> **Dataset records**:
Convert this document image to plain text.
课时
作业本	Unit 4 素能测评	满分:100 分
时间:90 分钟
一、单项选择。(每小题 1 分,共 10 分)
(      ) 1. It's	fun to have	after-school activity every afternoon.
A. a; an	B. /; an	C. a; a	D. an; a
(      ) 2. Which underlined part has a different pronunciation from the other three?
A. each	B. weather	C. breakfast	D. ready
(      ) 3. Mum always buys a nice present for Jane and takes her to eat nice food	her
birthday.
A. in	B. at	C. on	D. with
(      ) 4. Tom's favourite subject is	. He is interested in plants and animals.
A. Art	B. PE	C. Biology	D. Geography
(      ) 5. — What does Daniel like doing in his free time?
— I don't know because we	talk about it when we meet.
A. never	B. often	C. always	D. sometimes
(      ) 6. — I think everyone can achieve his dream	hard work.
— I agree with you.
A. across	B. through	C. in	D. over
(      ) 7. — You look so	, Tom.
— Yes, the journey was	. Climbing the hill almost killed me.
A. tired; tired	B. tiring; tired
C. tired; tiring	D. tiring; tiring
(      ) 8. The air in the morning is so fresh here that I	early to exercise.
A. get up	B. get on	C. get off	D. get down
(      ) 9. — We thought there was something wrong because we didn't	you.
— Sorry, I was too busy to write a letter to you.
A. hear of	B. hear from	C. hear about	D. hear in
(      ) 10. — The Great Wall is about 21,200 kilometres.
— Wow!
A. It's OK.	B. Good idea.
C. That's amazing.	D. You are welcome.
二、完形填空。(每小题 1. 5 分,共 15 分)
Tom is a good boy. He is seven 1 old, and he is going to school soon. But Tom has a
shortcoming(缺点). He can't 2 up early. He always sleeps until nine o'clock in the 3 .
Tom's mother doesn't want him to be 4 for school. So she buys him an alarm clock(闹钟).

> **Problem**: Repeat every line of the records above exactly.

> **Answer to this task**:
Convert this document image to plain text.
课时
作业本	Unit 4 素能测评	满分:100 分
时间:90 分钟
一、单项选择。(每小题 1 分,共 10 分)
(      ) 1. It's	fun to have	after-school activity every afternoon.
A. a; an	B. /; an	C. a; a	D. an; a
(      ) 2. Which underlined part has a different pronunciation from the other three?
A. each	B. weather	C. breakfast	D. ready
(      ) 3. Mum always buys a nice present for Jane and takes her to eat nice food	her
birthday.
A. in	B. at	C. on	D. with
(      ) 4. Tom's favourite subject is	. He is interested in plants and animals.
A. Art	B. PE	C. Biology	D. Geography
(      ) 5. — What does Daniel like doing in his free time?
— I don't know because we	talk about it when we meet.
A. never	B. often	C. always	D. sometimes
(      ) 6. — I think everyone can achieve his dream	hard work.
— I agree with you.
A. across	B. through	C. in	D. over
(      ) 7. — You look so	, Tom.
— Yes, the journey was	. Climbing the hill almost killed me.
A. tired; tired	B. tiring; tired
C. tired; tiring	D. tiring; tiring
(      ) 8. The air in the morning is so fresh here that I	early to exercise.
A. get up	B. get on	C. get off	D. get down
(      ) 9. — We thought there was something wrong because we didn't	you.
— Sorry, I was too busy to write a letter to you.
A. hear of	B. hear from	C. hear about	D. hear in
(      ) 10. — The Great Wall is about 21,200 kilometres.
— Wow!
A. It's OK.	B. Good idea.
C. That's amazing.	D. You are welcome.
二、完形填空。(每小题 1. 5 分,共 15 分)
Tom is a good boy. He is seven 1 old, and he is going to school soon. But Tom has a
shortcoming(缺点). He can't 2 up early. He always sleeps until nine o'clock in the 3 .
Tom's mother doesn't want him to be 4 for school. So she buys him an alarm clock(闹钟).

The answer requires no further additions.